* **Request**
Count the lines below that contain "JSON". Give only the number.

* **Material supplied**
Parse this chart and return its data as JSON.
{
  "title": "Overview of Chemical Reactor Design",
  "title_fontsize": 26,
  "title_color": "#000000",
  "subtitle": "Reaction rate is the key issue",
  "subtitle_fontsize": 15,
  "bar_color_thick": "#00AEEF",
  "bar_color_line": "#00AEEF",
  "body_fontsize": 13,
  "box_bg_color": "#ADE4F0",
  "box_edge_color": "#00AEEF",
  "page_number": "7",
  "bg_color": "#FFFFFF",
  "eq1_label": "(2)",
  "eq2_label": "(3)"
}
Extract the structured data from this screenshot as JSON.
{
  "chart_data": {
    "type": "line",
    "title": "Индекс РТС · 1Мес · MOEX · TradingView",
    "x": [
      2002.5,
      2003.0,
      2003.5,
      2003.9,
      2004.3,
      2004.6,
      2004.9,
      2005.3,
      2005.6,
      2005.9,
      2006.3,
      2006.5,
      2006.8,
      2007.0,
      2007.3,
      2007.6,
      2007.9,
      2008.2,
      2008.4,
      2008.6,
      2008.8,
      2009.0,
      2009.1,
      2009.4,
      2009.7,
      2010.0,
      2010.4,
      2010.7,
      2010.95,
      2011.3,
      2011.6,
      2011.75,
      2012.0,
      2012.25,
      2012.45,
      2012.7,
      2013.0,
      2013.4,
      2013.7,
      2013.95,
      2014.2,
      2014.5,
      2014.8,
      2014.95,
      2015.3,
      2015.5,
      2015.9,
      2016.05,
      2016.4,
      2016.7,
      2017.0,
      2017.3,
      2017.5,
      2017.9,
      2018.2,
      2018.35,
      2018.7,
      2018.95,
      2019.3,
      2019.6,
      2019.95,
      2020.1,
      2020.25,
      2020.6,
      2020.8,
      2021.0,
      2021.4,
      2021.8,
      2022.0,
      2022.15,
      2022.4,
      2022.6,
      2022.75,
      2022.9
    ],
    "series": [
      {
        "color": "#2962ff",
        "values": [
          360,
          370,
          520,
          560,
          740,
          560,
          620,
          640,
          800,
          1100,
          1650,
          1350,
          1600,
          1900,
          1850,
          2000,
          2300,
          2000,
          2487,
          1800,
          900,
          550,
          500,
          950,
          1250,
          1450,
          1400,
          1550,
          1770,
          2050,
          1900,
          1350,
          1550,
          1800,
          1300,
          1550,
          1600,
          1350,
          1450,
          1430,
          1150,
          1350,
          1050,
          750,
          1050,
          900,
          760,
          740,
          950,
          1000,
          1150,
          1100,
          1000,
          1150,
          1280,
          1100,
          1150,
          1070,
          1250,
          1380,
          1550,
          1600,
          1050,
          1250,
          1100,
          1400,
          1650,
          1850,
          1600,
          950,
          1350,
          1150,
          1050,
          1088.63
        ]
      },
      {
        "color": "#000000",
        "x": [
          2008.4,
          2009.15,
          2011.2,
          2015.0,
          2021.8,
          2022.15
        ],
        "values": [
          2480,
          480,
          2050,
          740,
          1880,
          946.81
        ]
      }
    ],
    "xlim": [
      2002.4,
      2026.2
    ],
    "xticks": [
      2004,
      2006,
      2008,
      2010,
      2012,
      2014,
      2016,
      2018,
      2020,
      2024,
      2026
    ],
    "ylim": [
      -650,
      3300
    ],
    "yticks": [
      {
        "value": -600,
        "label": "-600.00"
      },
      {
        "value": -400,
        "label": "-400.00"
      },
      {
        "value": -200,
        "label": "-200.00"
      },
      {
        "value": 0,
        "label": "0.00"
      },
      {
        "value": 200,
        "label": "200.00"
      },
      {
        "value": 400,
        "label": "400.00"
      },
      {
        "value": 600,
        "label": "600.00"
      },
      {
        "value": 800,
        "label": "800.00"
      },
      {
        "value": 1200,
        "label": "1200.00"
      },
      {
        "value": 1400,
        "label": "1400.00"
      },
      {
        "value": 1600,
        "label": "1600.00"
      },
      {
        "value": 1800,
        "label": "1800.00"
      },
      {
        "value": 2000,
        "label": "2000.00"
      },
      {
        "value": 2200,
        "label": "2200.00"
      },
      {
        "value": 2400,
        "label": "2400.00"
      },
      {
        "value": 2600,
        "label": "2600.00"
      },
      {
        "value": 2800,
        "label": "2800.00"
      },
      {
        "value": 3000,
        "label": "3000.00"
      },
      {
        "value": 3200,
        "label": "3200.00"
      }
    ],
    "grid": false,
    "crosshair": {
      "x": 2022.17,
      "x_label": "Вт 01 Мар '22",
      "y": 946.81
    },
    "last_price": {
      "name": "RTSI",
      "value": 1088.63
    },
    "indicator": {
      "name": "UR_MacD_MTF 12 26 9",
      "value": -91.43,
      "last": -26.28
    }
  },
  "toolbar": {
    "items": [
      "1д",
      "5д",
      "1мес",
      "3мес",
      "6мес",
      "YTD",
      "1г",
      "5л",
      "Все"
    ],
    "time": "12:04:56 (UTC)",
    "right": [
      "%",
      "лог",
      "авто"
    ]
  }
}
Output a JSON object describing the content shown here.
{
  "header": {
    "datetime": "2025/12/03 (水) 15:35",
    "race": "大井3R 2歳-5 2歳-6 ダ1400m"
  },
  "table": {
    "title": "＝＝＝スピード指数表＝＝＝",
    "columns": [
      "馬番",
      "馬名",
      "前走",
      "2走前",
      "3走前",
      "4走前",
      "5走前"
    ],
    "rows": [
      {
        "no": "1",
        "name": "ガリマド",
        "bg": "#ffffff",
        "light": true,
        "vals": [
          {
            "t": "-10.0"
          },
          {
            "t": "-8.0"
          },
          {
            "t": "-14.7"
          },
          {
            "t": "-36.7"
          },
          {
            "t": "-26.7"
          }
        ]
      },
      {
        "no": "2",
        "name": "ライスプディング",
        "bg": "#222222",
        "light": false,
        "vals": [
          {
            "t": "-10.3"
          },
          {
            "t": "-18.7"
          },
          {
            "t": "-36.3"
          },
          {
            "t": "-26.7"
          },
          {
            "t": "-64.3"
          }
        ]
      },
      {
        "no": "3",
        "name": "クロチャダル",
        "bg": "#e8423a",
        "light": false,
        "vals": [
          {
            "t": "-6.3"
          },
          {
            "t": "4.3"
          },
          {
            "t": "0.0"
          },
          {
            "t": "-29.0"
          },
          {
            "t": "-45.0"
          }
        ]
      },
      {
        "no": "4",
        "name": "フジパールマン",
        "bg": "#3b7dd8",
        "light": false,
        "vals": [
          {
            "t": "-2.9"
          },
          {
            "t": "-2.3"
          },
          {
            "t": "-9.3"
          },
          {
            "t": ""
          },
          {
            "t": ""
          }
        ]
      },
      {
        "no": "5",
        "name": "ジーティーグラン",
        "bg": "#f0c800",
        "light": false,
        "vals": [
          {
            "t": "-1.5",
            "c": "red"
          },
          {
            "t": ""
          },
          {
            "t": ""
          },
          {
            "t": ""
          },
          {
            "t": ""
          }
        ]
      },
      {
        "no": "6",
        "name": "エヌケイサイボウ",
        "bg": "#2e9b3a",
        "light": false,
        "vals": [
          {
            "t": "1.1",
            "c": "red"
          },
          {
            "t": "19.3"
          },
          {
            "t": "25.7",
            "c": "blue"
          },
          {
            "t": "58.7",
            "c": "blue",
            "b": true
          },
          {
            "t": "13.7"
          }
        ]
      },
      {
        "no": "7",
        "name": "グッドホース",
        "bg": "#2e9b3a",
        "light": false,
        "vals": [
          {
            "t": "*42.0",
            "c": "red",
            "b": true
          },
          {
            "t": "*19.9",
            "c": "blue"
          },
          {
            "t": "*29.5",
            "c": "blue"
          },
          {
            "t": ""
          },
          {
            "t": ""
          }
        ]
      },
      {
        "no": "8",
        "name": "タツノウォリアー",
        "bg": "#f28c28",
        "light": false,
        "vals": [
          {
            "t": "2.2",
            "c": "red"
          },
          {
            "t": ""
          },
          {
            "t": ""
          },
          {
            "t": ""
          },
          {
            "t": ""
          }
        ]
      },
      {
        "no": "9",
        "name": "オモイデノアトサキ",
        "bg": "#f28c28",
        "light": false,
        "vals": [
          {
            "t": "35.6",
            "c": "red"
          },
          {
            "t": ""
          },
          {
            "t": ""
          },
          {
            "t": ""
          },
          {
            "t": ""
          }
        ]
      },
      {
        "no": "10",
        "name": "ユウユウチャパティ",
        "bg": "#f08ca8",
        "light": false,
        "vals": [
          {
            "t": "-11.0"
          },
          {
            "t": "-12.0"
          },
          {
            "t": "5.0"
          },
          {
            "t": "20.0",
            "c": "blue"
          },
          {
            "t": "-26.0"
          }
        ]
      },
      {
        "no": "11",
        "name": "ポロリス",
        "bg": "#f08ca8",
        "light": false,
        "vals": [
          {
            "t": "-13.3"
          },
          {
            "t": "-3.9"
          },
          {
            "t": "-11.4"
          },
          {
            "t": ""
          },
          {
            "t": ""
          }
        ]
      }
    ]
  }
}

* **The result**
3